[BEGIN Excerpted records]

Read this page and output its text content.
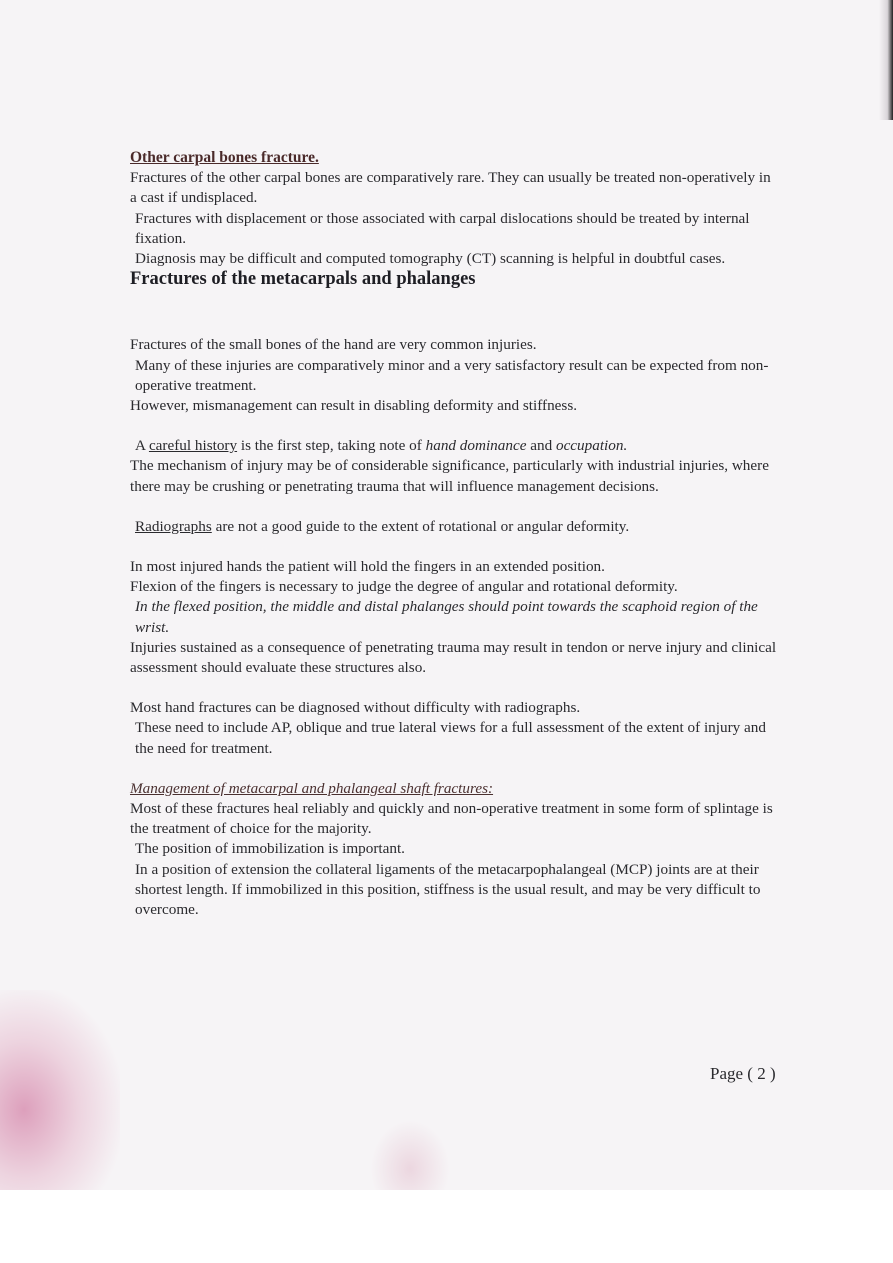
Other carpal bones fracture.

Fractures of the other carpal bones are comparatively rare. They can usually be treated non-operatively in a cast if undisplaced.

Fractures with displacement or those associated with carpal dislocations should be treated by internal fixation.

Diagnosis may be difficult and computed tomography (CT) scanning is helpful in doubtful cases.

Fractures of the metacarpals and phalanges

Fractures of the small bones of the hand are very common injuries.

Many of these injuries are comparatively minor and a very satisfactory result can be expected from non-operative treatment.

However, mismanagement can result in disabling deformity and stiffness.

A careful history is the first step, taking note of hand dominance and occupation.

The mechanism of injury may be of considerable significance, particularly with industrial injuries, where there may be crushing or penetrating trauma that will influence management decisions.

Radiographs are not a good guide to the extent of rotational or angular deformity.

In most injured hands the patient will hold the fingers in an extended position.

Flexion of the fingers is necessary to judge the degree of angular and rotational deformity.

In the flexed position, the middle and distal phalanges should point towards the scaphoid region of the wrist.

Injuries sustained as a consequence of penetrating trauma may result in tendon or nerve injury and clinical assessment should evaluate these structures also.

Most hand fractures can be diagnosed without difficulty with radiographs.

These need to include AP, oblique and true lateral views for a full assessment of the extent of injury and the need for treatment.

Management of metacarpal and phalangeal shaft fractures:

Most of these fractures heal reliably and quickly and non-operative treatment in some form of splintage is the treatment of choice for the majority.

The position of immobilization is important.

In a position of extension the collateral ligaments of the metacarpophalangeal (MCP) joints are at their shortest length. If immobilized in this position, stiffness is the usual result, and may be very difficult to overcome.

Page ( 2 )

[END Excerpted records]

Problem details: Images in the records should not be copied. Repeat all the rest exactly.

Solution to the exercise:
Read this page and output its text content.
Other carpal bones fracture.

Fractures of the other carpal bones are comparatively rare. They can usually be treated non-operatively in a cast if undisplaced.

Fractures with displacement or those associated with carpal dislocations should be treated by internal fixation.

Diagnosis may be difficult and computed tomography (CT) scanning is helpful in doubtful cases.

Fractures of the metacarpals and phalanges

Fractures of the small bones of the hand are very common injuries.

Many of these injuries are comparatively minor and a very satisfactory result can be expected from non-operative treatment.

However, mismanagement can result in disabling deformity and stiffness.

A careful history is the first step, taking note of hand dominance and occupation.

The mechanism of injury may be of considerable significance, particularly with industrial injuries, where there may be crushing or penetrating trauma that will influence management decisions.

Radiographs are not a good guide to the extent of rotational or angular deformity.

In most injured hands the patient will hold the fingers in an extended position.

Flexion of the fingers is necessary to judge the degree of angular and rotational deformity.

In the flexed position, the middle and distal phalanges should point towards the scaphoid region of the wrist.

Injuries sustained as a consequence of penetrating trauma may result in tendon or nerve injury and clinical assessment should evaluate these structures also.

Most hand fractures can be diagnosed without difficulty with radiographs.

These need to include AP, oblique and true lateral views for a full assessment of the extent of injury and the need for treatment.

Management of metacarpal and phalangeal shaft fractures:

Most of these fractures heal reliably and quickly and non-operative treatment in some form of splintage is the treatment of choice for the majority.

The position of immobilization is important.

In a position of extension the collateral ligaments of the metacarpophalangeal (MCP) joints are at their shortest length. If immobilized in this position, stiffness is the usual result, and may be very difficult to overcome.

Page ( 2 )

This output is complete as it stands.